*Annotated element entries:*

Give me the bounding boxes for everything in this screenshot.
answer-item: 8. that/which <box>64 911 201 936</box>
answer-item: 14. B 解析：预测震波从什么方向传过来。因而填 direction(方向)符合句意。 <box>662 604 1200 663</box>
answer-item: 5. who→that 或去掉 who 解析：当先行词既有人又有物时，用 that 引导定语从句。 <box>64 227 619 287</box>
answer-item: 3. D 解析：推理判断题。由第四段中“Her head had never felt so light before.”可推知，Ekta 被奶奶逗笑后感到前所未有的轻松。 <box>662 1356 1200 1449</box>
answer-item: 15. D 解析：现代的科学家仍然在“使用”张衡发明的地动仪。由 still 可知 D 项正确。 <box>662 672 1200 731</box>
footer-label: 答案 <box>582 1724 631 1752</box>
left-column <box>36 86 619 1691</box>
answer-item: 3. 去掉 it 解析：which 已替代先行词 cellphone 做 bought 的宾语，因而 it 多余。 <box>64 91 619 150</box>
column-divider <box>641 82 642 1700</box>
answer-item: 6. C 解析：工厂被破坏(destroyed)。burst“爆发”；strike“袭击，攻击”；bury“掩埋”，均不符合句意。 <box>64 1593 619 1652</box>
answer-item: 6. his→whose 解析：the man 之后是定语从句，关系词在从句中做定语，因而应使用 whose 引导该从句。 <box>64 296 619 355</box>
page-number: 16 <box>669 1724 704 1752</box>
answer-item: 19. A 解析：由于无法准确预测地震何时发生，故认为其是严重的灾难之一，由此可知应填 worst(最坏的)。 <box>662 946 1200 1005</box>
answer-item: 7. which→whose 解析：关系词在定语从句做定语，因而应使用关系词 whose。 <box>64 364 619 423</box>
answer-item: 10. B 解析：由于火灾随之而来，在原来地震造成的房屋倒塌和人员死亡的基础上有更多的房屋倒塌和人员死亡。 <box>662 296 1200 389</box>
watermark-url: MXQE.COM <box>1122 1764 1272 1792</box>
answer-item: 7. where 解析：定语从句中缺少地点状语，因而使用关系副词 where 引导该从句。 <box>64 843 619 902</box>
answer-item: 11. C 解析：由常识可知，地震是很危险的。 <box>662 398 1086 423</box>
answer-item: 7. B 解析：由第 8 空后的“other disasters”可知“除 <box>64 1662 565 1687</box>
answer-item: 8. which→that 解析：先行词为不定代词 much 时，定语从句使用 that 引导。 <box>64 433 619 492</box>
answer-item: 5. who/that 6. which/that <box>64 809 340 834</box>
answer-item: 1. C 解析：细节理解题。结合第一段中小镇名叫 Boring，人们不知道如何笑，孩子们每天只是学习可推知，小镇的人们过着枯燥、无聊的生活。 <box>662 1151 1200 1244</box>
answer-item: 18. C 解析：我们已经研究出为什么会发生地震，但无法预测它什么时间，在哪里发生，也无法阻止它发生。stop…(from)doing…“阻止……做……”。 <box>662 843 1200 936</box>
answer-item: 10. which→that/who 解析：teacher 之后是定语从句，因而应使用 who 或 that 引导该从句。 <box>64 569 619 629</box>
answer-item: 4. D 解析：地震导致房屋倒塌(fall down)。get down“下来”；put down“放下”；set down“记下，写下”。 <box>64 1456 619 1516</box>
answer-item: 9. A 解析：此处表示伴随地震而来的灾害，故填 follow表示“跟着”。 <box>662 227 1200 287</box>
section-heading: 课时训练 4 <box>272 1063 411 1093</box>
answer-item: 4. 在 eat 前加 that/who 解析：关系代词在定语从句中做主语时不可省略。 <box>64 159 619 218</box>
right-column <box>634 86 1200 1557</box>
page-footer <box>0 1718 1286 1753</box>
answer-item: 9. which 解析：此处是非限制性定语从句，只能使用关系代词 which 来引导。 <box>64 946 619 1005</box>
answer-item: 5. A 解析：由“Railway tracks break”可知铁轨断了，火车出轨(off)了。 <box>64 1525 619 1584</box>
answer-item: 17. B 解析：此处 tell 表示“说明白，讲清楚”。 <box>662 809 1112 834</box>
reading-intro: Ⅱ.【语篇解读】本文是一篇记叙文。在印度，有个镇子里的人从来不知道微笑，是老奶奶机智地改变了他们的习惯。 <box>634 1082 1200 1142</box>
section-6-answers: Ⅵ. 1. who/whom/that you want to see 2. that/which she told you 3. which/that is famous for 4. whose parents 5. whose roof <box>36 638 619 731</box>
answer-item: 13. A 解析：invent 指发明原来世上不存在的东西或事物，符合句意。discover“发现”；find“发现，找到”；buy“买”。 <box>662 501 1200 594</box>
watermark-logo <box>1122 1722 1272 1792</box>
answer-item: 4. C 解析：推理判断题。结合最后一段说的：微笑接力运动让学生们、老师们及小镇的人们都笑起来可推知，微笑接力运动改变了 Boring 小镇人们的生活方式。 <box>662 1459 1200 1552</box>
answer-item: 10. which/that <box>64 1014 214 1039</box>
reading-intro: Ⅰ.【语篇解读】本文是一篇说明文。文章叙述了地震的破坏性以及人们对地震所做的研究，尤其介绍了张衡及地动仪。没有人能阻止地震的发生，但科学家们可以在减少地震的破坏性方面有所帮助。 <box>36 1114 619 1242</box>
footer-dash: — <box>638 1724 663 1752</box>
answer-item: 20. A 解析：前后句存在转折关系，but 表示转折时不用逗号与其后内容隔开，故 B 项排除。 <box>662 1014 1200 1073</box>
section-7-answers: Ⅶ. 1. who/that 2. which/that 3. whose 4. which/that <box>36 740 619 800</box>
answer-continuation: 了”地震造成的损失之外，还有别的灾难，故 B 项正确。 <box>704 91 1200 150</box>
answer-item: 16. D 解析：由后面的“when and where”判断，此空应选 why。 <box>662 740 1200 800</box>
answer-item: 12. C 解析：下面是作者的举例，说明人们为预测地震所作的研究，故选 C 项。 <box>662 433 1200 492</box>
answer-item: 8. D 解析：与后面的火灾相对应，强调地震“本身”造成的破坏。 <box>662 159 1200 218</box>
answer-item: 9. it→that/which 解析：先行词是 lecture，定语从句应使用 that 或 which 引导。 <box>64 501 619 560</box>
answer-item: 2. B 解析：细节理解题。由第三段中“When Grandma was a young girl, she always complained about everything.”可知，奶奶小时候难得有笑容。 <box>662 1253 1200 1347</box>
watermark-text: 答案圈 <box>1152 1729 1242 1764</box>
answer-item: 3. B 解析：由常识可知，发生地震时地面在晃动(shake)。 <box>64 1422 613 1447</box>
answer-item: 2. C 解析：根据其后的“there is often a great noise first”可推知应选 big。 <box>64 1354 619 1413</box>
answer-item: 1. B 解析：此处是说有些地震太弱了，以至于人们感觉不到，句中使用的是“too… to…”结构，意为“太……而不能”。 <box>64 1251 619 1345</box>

*TASK TO CARRY OUT:* Please edit the listing above by changing each "answer-item" to "answer-entry" and keeping every other part the same.

*ANSWER TO THE TASK:*
Give me the bounding boxes for everything in this screenshot.
answer-entry: 8. that/which <box>64 911 201 936</box>
answer-entry: 14. B 解析：预测震波从什么方向传过来。因而填 direction(方向)符合句意。 <box>662 604 1200 663</box>
answer-entry: 5. who→that 或去掉 who 解析：当先行词既有人又有物时，用 that 引导定语从句。 <box>64 227 619 287</box>
answer-entry: 3. D 解析：推理判断题。由第四段中“Her head had never felt so light before.”可推知，Ekta 被奶奶逗笑后感到前所未有的轻松。 <box>662 1356 1200 1449</box>
answer-entry: 15. D 解析：现代的科学家仍然在“使用”张衡发明的地动仪。由 still 可知 D 项正确。 <box>662 672 1200 731</box>
footer-label: 答案 <box>582 1724 631 1752</box>
left-column <box>36 86 619 1691</box>
answer-entry: 3. 去掉 it 解析：which 已替代先行词 cellphone 做 bought 的宾语，因而 it 多余。 <box>64 91 619 150</box>
column-divider <box>641 82 642 1700</box>
answer-entry: 6. C 解析：工厂被破坏(destroyed)。burst“爆发”；strike“袭击，攻击”；bury“掩埋”，均不符合句意。 <box>64 1593 619 1652</box>
answer-entry: 6. his→whose 解析：the man 之后是定语从句，关系词在从句中做定语，因而应使用 whose 引导该从句。 <box>64 296 619 355</box>
page-number: 16 <box>669 1724 704 1752</box>
answer-entry: 19. A 解析：由于无法准确预测地震何时发生，故认为其是严重的灾难之一，由此可知应填 worst(最坏的)。 <box>662 946 1200 1005</box>
answer-entry: 7. which→whose 解析：关系词在定语从句做定语，因而应使用关系词 whose。 <box>64 364 619 423</box>
answer-entry: 10. B 解析：由于火灾随之而来，在原来地震造成的房屋倒塌和人员死亡的基础上有更多的房屋倒塌和人员死亡。 <box>662 296 1200 389</box>
watermark-url: MXQE.COM <box>1122 1764 1272 1792</box>
answer-entry: 7. where 解析：定语从句中缺少地点状语，因而使用关系副词 where 引导该从句。 <box>64 843 619 902</box>
answer-entry: 11. C 解析：由常识可知，地震是很危险的。 <box>662 398 1086 423</box>
answer-entry: 7. B 解析：由第 8 空后的“other disasters”可知“除 <box>64 1662 565 1687</box>
answer-entry: 8. which→that 解析：先行词为不定代词 much 时，定语从句使用 that 引导。 <box>64 433 619 492</box>
answer-entry: 5. who/that 6. which/that <box>64 809 340 834</box>
answer-entry: 1. C 解析：细节理解题。结合第一段中小镇名叫 Boring，人们不知道如何笑，孩子们每天只是学习可推知，小镇的人们过着枯燥、无聊的生活。 <box>662 1151 1200 1244</box>
answer-entry: 18. C 解析：我们已经研究出为什么会发生地震，但无法预测它什么时间，在哪里发生，也无法阻止它发生。stop…(from)doing…“阻止……做……”。 <box>662 843 1200 936</box>
answer-entry: 10. which→that/who 解析：teacher 之后是定语从句，因而应使用 who 或 that 引导该从句。 <box>64 569 619 629</box>
answer-entry: 4. D 解析：地震导致房屋倒塌(fall down)。get down“下来”；put down“放下”；set down“记下，写下”。 <box>64 1456 619 1516</box>
answer-entry: 9. A 解析：此处表示伴随地震而来的灾害，故填 follow表示“跟着”。 <box>662 227 1200 287</box>
section-heading: 课时训练 4 <box>272 1063 411 1093</box>
answer-entry: 4. 在 eat 前加 that/who 解析：关系代词在定语从句中做主语时不可省略。 <box>64 159 619 218</box>
right-column <box>634 86 1200 1557</box>
page-footer <box>0 1718 1286 1753</box>
answer-entry: 9. which 解析：此处是非限制性定语从句，只能使用关系代词 which 来引导。 <box>64 946 619 1005</box>
answer-entry: 5. A 解析：由“Railway tracks break”可知铁轨断了，火车出轨(off)了。 <box>64 1525 619 1584</box>
answer-entry: 17. B 解析：此处 tell 表示“说明白，讲清楚”。 <box>662 809 1112 834</box>
reading-intro: Ⅱ.【语篇解读】本文是一篇记叙文。在印度，有个镇子里的人从来不知道微笑，是老奶奶机智地改变了他们的习惯。 <box>634 1082 1200 1142</box>
section-6-answers: Ⅵ. 1. who/whom/that you want to see 2. that/which she told you 3. which/that is famous for 4. whose parents 5. whose roof <box>36 638 619 731</box>
answer-entry: 13. A 解析：invent 指发明原来世上不存在的东西或事物，符合句意。discover“发现”；find“发现，找到”；buy“买”。 <box>662 501 1200 594</box>
watermark-logo <box>1122 1722 1272 1792</box>
answer-entry: 4. C 解析：推理判断题。结合最后一段说的：微笑接力运动让学生们、老师们及小镇的人们都笑起来可推知，微笑接力运动改变了 Boring 小镇人们的生活方式。 <box>662 1459 1200 1552</box>
answer-entry: 10. which/that <box>64 1014 214 1039</box>
reading-intro: Ⅰ.【语篇解读】本文是一篇说明文。文章叙述了地震的破坏性以及人们对地震所做的研究，尤其介绍了张衡及地动仪。没有人能阻止地震的发生，但科学家们可以在减少地震的破坏性方面有所帮助。 <box>36 1114 619 1242</box>
footer-dash: — <box>638 1724 663 1752</box>
answer-entry: 20. A 解析：前后句存在转折关系，but 表示转折时不用逗号与其后内容隔开，故 B 项排除。 <box>662 1014 1200 1073</box>
section-7-answers: Ⅶ. 1. who/that 2. which/that 3. whose 4. which/that <box>36 740 619 800</box>
answer-continuation: 了”地震造成的损失之外，还有别的灾难，故 B 项正确。 <box>704 91 1200 150</box>
answer-entry: 16. D 解析：由后面的“when and where”判断，此空应选 why。 <box>662 740 1200 800</box>
answer-entry: 12. C 解析：下面是作者的举例，说明人们为预测地震所作的研究，故选 C 项。 <box>662 433 1200 492</box>
answer-entry: 8. D 解析：与后面的火灾相对应，强调地震“本身”造成的破坏。 <box>662 159 1200 218</box>
answer-entry: 9. it→that/which 解析：先行词是 lecture，定语从句应使用 that 或 which 引导。 <box>64 501 619 560</box>
answer-entry: 2. B 解析：细节理解题。由第三段中“When Grandma was a young girl, she always complained about everything.”可知，奶奶小时候难得有笑容。 <box>662 1253 1200 1347</box>
watermark-text: 答案圈 <box>1152 1729 1242 1764</box>
answer-entry: 3. B 解析：由常识可知，发生地震时地面在晃动(shake)。 <box>64 1422 613 1447</box>
answer-entry: 2. C 解析：根据其后的“there is often a great noise first”可推知应选 big。 <box>64 1354 619 1413</box>
answer-entry: 1. B 解析：此处是说有些地震太弱了，以至于人们感觉不到，句中使用的是“too… to…”结构，意为“太……而不能”。 <box>64 1251 619 1345</box>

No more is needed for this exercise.